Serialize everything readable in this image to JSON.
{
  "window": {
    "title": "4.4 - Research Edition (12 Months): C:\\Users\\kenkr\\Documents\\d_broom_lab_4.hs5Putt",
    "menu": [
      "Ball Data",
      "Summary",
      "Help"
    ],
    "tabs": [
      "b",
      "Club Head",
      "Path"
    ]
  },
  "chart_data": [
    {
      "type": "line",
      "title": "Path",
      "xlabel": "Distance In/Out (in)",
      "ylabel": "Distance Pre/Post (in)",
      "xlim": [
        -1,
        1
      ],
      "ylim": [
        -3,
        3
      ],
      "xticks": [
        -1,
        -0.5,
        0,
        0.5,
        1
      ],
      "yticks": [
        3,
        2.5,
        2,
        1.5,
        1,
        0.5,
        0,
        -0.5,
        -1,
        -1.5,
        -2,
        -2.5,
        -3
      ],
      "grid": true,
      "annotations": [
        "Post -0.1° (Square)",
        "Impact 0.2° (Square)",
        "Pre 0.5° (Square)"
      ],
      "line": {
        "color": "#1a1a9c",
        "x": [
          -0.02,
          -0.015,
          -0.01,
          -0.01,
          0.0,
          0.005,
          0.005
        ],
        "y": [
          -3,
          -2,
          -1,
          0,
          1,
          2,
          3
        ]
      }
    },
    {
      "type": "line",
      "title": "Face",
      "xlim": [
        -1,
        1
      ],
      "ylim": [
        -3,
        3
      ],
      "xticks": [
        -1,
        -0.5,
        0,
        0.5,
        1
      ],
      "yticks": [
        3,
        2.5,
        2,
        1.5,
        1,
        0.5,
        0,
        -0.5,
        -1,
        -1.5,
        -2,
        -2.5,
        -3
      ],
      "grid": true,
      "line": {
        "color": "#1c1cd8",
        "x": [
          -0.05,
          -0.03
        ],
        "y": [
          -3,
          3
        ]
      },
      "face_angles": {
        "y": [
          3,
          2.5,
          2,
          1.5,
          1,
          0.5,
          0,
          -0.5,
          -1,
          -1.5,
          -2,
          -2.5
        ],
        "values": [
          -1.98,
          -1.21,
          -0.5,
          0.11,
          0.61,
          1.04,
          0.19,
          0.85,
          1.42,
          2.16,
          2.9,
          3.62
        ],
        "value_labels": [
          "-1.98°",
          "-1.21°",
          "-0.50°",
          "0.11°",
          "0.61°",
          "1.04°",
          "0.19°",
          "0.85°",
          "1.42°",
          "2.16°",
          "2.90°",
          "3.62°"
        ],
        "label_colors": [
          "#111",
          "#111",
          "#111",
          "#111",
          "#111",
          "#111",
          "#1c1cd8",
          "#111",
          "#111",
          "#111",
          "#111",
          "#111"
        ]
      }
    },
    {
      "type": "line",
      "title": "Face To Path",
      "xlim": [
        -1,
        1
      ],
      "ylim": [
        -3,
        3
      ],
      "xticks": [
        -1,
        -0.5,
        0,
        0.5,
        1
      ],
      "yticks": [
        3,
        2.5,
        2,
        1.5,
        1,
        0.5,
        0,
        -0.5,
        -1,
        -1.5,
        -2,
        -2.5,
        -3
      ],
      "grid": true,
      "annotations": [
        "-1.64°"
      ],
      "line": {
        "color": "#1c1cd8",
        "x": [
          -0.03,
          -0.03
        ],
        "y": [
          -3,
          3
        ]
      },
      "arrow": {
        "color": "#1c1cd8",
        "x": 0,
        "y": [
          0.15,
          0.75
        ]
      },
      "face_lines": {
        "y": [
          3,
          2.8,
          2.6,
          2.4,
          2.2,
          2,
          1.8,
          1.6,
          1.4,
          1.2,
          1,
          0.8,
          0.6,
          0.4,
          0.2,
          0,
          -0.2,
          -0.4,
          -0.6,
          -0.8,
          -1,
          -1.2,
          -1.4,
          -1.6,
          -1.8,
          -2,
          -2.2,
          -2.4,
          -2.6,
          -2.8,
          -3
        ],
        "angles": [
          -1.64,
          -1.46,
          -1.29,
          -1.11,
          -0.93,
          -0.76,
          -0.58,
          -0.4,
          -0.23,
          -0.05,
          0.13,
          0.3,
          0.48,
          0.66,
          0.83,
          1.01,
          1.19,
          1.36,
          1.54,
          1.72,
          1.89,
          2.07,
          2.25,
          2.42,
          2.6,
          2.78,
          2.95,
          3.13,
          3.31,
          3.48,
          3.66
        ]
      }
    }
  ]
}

=-=-=

_Exercise directions_. Set out the complete listing exactly as shown.

_Result of the task_.
Serialize everything readable in this image to JSON.
{
  "window": {
    "title": "4.4 - Research Edition (12 Months): C:\\Users\\kenkr\\Documents\\d_broom_lab_4.hs5Putt",
    "menu": [
      "Ball Data",
      "Summary",
      "Help"
    ],
    "tabs": [
      "b",
      "Club Head",
      "Path"
    ]
  },
  "chart_data": [
    {
      "type": "line",
      "title": "Path",
      "xlabel": "Distance In/Out (in)",
      "ylabel": "Distance Pre/Post (in)",
      "xlim": [
        -1,
        1
      ],
      "ylim": [
        -3,
        3
      ],
      "xticks": [
        -1,
        -0.5,
        0,
        0.5,
        1
      ],
      "yticks": [
        3,
        2.5,
        2,
        1.5,
        1,
        0.5,
        0,
        -0.5,
        -1,
        -1.5,
        -2,
        -2.5,
        -3
      ],
      "grid": true,
      "annotations": [
        "Post -0.1° (Square)",
        "Impact 0.2° (Square)",
        "Pre 0.5° (Square)"
      ],
      "line": {
        "color": "#1a1a9c",
        "x": [
          -0.02,
          -0.015,
          -0.01,
          -0.01,
          0.0,
          0.005,
          0.005
        ],
        "y": [
          -3,
          -2,
          -1,
          0,
          1,
          2,
          3
        ]
      }
    },
    {
      "type": "line",
      "title": "Face",
      "xlim": [
        -1,
        1
      ],
      "ylim": [
        -3,
        3
      ],
      "xticks": [
        -1,
        -0.5,
        0,
        0.5,
        1
      ],
      "yticks": [
        3,
        2.5,
        2,
        1.5,
        1,
        0.5,
        0,
        -0.5,
        -1,
        -1.5,
        -2,
        -2.5,
        -3
      ],
      "grid": true,
      "line": {
        "color": "#1c1cd8",
        "x": [
          -0.05,
          -0.03
        ],
        "y": [
          -3,
          3
        ]
      },
      "face_angles": {
        "y": [
          3,
          2.5,
          2,
          1.5,
          1,
          0.5,
          0,
          -0.5,
          -1,
          -1.5,
          -2,
          -2.5
        ],
        "values": [
          -1.98,
          -1.21,
          -0.5,
          0.11,
          0.61,
          1.04,
          0.19,
          0.85,
          1.42,
          2.16,
          2.9,
          3.62
        ],
        "value_labels": [
          "-1.98°",
          "-1.21°",
          "-0.50°",
          "0.11°",
          "0.61°",
          "1.04°",
          "0.19°",
          "0.85°",
          "1.42°",
          "2.16°",
          "2.90°",
          "3.62°"
        ],
        "label_colors": [
          "#111",
          "#111",
          "#111",
          "#111",
          "#111",
          "#111",
          "#1c1cd8",
          "#111",
          "#111",
          "#111",
          "#111",
          "#111"
        ]
      }
    },
    {
      "type": "line",
      "title": "Face To Path",
      "xlim": [
        -1,
        1
      ],
      "ylim": [
        -3,
        3
      ],
      "xticks": [
        -1,
        -0.5,
        0,
        0.5,
        1
      ],
      "yticks": [
        3,
        2.5,
        2,
        1.5,
        1,
        0.5,
        0,
        -0.5,
        -1,
        -1.5,
        -2,
        -2.5,
        -3
      ],
      "grid": true,
      "annotations": [
        "-1.64°"
      ],
      "line": {
        "color": "#1c1cd8",
        "x": [
          -0.03,
          -0.03
        ],
        "y": [
          -3,
          3
        ]
      },
      "arrow": {
        "color": "#1c1cd8",
        "x": 0,
        "y": [
          0.15,
          0.75
        ]
      },
      "face_lines": {
        "y": [
          3,
          2.8,
          2.6,
          2.4,
          2.2,
          2,
          1.8,
          1.6,
          1.4,
          1.2,
          1,
          0.8,
          0.6,
          0.4,
          0.2,
          0,
          -0.2,
          -0.4,
          -0.6,
          -0.8,
          -1,
          -1.2,
          -1.4,
          -1.6,
          -1.8,
          -2,
          -2.2,
          -2.4,
          -2.6,
          -2.8,
          -3
        ],
        "angles": [
          -1.64,
          -1.46,
          -1.29,
          -1.11,
          -0.93,
          -0.76,
          -0.58,
          -0.4,
          -0.23,
          -0.05,
          0.13,
          0.3,
          0.48,
          0.66,
          0.83,
          1.01,
          1.19,
          1.36,
          1.54,
          1.72,
          1.89,
          2.07,
          2.25,
          2.42,
          2.6,
          2.78,
          2.95,
          3.13,
          3.31,
          3.48,
          3.66
        ]
      }
    }
  ]
}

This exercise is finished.